⟨

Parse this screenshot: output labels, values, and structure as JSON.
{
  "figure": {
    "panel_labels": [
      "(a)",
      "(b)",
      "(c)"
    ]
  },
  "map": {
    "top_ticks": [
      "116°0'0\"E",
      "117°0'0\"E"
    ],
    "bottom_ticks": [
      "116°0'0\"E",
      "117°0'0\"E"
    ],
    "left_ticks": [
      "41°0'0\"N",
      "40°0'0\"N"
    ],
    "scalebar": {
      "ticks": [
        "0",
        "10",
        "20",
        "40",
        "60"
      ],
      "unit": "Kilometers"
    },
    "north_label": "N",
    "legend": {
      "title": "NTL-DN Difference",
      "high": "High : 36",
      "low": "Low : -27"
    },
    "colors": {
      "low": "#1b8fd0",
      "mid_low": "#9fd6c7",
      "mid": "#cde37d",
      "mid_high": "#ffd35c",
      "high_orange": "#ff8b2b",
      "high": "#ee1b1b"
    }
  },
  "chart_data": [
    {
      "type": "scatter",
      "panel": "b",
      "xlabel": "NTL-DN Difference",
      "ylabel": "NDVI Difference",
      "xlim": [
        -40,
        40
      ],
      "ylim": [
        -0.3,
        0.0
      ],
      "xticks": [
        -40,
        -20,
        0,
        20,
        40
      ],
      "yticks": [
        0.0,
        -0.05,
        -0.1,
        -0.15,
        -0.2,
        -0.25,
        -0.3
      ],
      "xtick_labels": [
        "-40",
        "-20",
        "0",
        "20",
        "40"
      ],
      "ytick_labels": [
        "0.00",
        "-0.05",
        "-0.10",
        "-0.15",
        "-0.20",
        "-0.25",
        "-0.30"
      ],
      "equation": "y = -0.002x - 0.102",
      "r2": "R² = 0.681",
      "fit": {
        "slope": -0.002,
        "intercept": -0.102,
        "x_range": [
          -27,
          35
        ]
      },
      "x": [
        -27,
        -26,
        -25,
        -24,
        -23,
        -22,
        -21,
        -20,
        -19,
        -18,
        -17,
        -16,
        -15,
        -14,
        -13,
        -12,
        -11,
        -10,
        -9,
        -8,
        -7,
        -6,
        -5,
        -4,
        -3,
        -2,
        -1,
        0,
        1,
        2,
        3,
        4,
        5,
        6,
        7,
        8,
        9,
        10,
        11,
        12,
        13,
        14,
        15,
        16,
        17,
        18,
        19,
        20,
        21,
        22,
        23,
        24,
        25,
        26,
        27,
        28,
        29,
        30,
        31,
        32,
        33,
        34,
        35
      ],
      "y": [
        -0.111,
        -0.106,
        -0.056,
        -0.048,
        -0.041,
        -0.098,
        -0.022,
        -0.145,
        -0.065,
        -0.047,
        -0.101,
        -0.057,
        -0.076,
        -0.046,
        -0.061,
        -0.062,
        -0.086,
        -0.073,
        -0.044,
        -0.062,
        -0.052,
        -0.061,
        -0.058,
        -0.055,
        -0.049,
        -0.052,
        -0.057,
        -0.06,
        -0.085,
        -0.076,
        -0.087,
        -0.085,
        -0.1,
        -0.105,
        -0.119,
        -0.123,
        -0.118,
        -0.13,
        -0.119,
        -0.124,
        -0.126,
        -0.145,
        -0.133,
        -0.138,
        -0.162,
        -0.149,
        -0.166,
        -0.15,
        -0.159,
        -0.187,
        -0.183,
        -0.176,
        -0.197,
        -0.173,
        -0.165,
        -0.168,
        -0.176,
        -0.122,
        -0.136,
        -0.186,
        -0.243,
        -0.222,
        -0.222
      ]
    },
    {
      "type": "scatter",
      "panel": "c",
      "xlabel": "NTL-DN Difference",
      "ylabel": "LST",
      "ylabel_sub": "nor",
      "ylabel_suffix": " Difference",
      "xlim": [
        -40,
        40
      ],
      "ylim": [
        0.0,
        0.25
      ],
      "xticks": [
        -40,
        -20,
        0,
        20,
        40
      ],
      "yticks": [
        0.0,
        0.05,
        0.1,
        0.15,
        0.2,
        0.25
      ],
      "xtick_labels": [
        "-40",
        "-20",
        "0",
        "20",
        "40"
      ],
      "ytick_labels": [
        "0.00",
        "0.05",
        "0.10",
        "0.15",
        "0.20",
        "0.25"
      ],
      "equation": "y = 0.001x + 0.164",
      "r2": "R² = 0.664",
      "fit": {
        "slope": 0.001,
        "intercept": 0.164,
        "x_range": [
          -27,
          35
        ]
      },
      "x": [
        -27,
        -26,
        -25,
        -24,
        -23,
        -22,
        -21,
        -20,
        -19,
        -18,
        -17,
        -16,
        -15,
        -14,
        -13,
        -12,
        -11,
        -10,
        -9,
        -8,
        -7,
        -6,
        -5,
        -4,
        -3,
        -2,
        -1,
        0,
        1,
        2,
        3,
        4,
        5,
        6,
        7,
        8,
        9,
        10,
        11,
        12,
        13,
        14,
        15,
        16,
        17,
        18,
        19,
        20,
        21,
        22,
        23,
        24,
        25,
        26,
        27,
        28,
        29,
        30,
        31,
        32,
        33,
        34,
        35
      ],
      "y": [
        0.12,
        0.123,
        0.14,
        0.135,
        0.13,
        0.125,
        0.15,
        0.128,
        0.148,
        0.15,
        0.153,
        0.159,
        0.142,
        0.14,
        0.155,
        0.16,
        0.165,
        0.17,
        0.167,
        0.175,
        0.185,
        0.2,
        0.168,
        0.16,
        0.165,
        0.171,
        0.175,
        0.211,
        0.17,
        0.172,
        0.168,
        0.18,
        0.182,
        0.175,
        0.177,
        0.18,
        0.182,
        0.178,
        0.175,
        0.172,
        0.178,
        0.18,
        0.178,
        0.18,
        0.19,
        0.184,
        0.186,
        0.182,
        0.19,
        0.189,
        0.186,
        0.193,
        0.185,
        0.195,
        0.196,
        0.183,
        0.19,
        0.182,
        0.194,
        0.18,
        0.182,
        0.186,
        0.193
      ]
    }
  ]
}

⟩

From the records above, please extract every line and repeat it exactly.

• FINISHED TASK:
Parse this screenshot: output labels, values, and structure as JSON.
{
  "figure": {
    "panel_labels": [
      "(a)",
      "(b)",
      "(c)"
    ]
  },
  "map": {
    "top_ticks": [
      "116°0'0\"E",
      "117°0'0\"E"
    ],
    "bottom_ticks": [
      "116°0'0\"E",
      "117°0'0\"E"
    ],
    "left_ticks": [
      "41°0'0\"N",
      "40°0'0\"N"
    ],
    "scalebar": {
      "ticks": [
        "0",
        "10",
        "20",
        "40",
        "60"
      ],
      "unit": "Kilometers"
    },
    "north_label": "N",
    "legend": {
      "title": "NTL-DN Difference",
      "high": "High : 36",
      "low": "Low : -27"
    },
    "colors": {
      "low": "#1b8fd0",
      "mid_low": "#9fd6c7",
      "mid": "#cde37d",
      "mid_high": "#ffd35c",
      "high_orange": "#ff8b2b",
      "high": "#ee1b1b"
    }
  },
  "chart_data": [
    {
      "type": "scatter",
      "panel": "b",
      "xlabel": "NTL-DN Difference",
      "ylabel": "NDVI Difference",
      "xlim": [
        -40,
        40
      ],
      "ylim": [
        -0.3,
        0.0
      ],
      "xticks": [
        -40,
        -20,
        0,
        20,
        40
      ],
      "yticks": [
        0.0,
        -0.05,
        -0.1,
        -0.15,
        -0.2,
        -0.25,
        -0.3
      ],
      "xtick_labels": [
        "-40",
        "-20",
        "0",
        "20",
        "40"
      ],
      "ytick_labels": [
        "0.00",
        "-0.05",
        "-0.10",
        "-0.15",
        "-0.20",
        "-0.25",
        "-0.30"
      ],
      "equation": "y = -0.002x - 0.102",
      "r2": "R² = 0.681",
      "fit": {
        "slope": -0.002,
        "intercept": -0.102,
        "x_range": [
          -27,
          35
        ]
      },
      "x": [
        -27,
        -26,
        -25,
        -24,
        -23,
        -22,
        -21,
        -20,
        -19,
        -18,
        -17,
        -16,
        -15,
        -14,
        -13,
        -12,
        -11,
        -10,
        -9,
        -8,
        -7,
        -6,
        -5,
        -4,
        -3,
        -2,
        -1,
        0,
        1,
        2,
        3,
        4,
        5,
        6,
        7,
        8,
        9,
        10,
        11,
        12,
        13,
        14,
        15,
        16,
        17,
        18,
        19,
        20,
        21,
        22,
        23,
        24,
        25,
        26,
        27,
        28,
        29,
        30,
        31,
        32,
        33,
        34,
        35
      ],
      "y": [
        -0.111,
        -0.106,
        -0.056,
        -0.048,
        -0.041,
        -0.098,
        -0.022,
        -0.145,
        -0.065,
        -0.047,
        -0.101,
        -0.057,
        -0.076,
        -0.046,
        -0.061,
        -0.062,
        -0.086,
        -0.073,
        -0.044,
        -0.062,
        -0.052,
        -0.061,
        -0.058,
        -0.055,
        -0.049,
        -0.052,
        -0.057,
        -0.06,
        -0.085,
        -0.076,
        -0.087,
        -0.085,
        -0.1,
        -0.105,
        -0.119,
        -0.123,
        -0.118,
        -0.13,
        -0.119,
        -0.124,
        -0.126,
        -0.145,
        -0.133,
        -0.138,
        -0.162,
        -0.149,
        -0.166,
        -0.15,
        -0.159,
        -0.187,
        -0.183,
        -0.176,
        -0.197,
        -0.173,
        -0.165,
        -0.168,
        -0.176,
        -0.122,
        -0.136,
        -0.186,
        -0.243,
        -0.222,
        -0.222
      ]
    },
    {
      "type": "scatter",
      "panel": "c",
      "xlabel": "NTL-DN Difference",
      "ylabel": "LST",
      "ylabel_sub": "nor",
      "ylabel_suffix": " Difference",
      "xlim": [
        -40,
        40
      ],
      "ylim": [
        0.0,
        0.25
      ],
      "xticks": [
        -40,
        -20,
        0,
        20,
        40
      ],
      "yticks": [
        0.0,
        0.05,
        0.1,
        0.15,
        0.2,
        0.25
      ],
      "xtick_labels": [
        "-40",
        "-20",
        "0",
        "20",
        "40"
      ],
      "ytick_labels": [
        "0.00",
        "0.05",
        "0.10",
        "0.15",
        "0.20",
        "0.25"
      ],
      "equation": "y = 0.001x + 0.164",
      "r2": "R² = 0.664",
      "fit": {
        "slope": 0.001,
        "intercept": 0.164,
        "x_range": [
          -27,
          35
        ]
      },
      "x": [
        -27,
        -26,
        -25,
        -24,
        -23,
        -22,
        -21,
        -20,
        -19,
        -18,
        -17,
        -16,
        -15,
        -14,
        -13,
        -12,
        -11,
        -10,
        -9,
        -8,
        -7,
        -6,
        -5,
        -4,
        -3,
        -2,
        -1,
        0,
        1,
        2,
        3,
        4,
        5,
        6,
        7,
        8,
        9,
        10,
        11,
        12,
        13,
        14,
        15,
        16,
        17,
        18,
        19,
        20,
        21,
        22,
        23,
        24,
        25,
        26,
        27,
        28,
        29,
        30,
        31,
        32,
        33,
        34,
        35
      ],
      "y": [
        0.12,
        0.123,
        0.14,
        0.135,
        0.13,
        0.125,
        0.15,
        0.128,
        0.148,
        0.15,
        0.153,
        0.159,
        0.142,
        0.14,
        0.155,
        0.16,
        0.165,
        0.17,
        0.167,
        0.175,
        0.185,
        0.2,
        0.168,
        0.16,
        0.165,
        0.171,
        0.175,
        0.211,
        0.17,
        0.172,
        0.168,
        0.18,
        0.182,
        0.175,
        0.177,
        0.18,
        0.182,
        0.178,
        0.175,
        0.172,
        0.178,
        0.18,
        0.178,
        0.18,
        0.19,
        0.184,
        0.186,
        0.182,
        0.19,
        0.189,
        0.186,
        0.193,
        0.185,
        0.195,
        0.196,
        0.183,
        0.19,
        0.182,
        0.194,
        0.18,
        0.182,
        0.186,
        0.193
      ]
    }
  ]
}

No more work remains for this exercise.